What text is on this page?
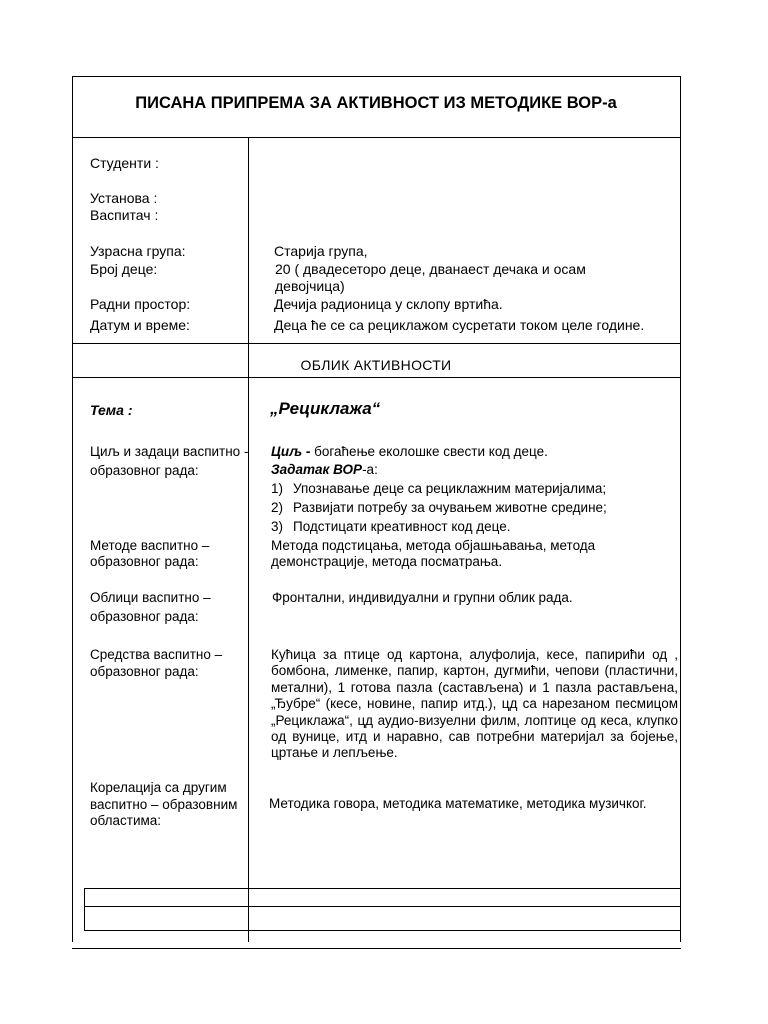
ПИСАНА ПРИПРЕМА ЗА АКТИВНОСТ ИЗ МЕТОДИКЕ ВОР-а
Студенти :
Установа :
Васпитач :
Узрасна група:	Старија група,
Број деце:	20 ( двадесеторо деце, дванаест дечака и осам
девојчица)
Радни простор:	Дечија радионица у склопу вртића.
Датум и време:	Деца ће се са рециклажом сусретати током целе године.
ОБЛИК АКТИВНОСТИ
Тема :	„Рециклажа“
Циљ и задаци васпитно -
образовног рада:
Циљ - богаћење еколошке свести код деце.
Задатак ВОР-а:
1) Упознавање деце са рециклажним материјалима;
2) Развијати потребу за очувањем животне средине;
3) Подстицати креативност код деце.
Методе васпитно –
образовног рада:
Метода подстицања, метода објашњавања, метода
демонстрације, метода посматрања.
Облици васпитно –
образовног рада:
Фронтални, индивидуални и групни облик рада.
Средства васпитно –
образовног рада:
Кућица за птице од картона, алуфолија, кесе, папирићи од , бомбона, лименке, папир, картон, дугмићи, чепови (пластични, метални), 1 готова пазла (састављена) и 1 пазла растављена, „Ђубре“ (кесе, новине, папир итд.), цд са нарезаном песмицом „Рециклажа“, цд аудио-визуелни филм, лоптице од кеса, клупко од вунице, итд и наравно, сав потребни материјал за бојење, цртање и лепљење.
Корелација са другим
васпитно – образовним
областима:
Методика говора, методика математике, методика музичког.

------------------------------------

-- Written instruction --
Output the entries above exactly, without their pictures.

-- Full solution --
What text is on this page?
ПИСАНА ПРИПРЕМА ЗА АКТИВНОСТ ИЗ МЕТОДИКЕ ВОР-а
Студенти :
Установа :
Васпитач :
Узрасна група:	Старија група,
Број деце:	20 ( двадесеторо деце, дванаест дечака и осам
девојчица)
Радни простор:	Дечија радионица у склопу вртића.
Датум и време:	Деца ће се са рециклажом сусретати током целе године.
ОБЛИК АКТИВНОСТИ
Тема :	„Рециклажа“
Циљ и задаци васпитно -
образовног рада:
Циљ - богаћење еколошке свести код деце.
Задатак ВОР-а:
1) Упознавање деце са рециклажним материјалима;
2) Развијати потребу за очувањем животне средине;
3) Подстицати креативност код деце.
Методе васпитно –
образовног рада:
Метода подстицања, метода објашњавања, метода
демонстрације, метода посматрања.
Облици васпитно –
образовног рада:
Фронтални, индивидуални и групни облик рада.
Средства васпитно –
образовног рада:
Кућица за птице од картона, алуфолија, кесе, папирићи од , бомбона, лименке, папир, картон, дугмићи, чепови (пластични, метални), 1 готова пазла (састављена) и 1 пазла растављена, „Ђубре“ (кесе, новине, папир итд.), цд са нарезаном песмицом „Рециклажа“, цд аудио-визуелни филм, лоптице од кеса, клупко од вунице, итд и наравно, сав потребни материјал за бојење, цртање и лепљење.
Корелација са другим
васпитно – образовним
областима:
Методика говора, методика математике, методика музичког.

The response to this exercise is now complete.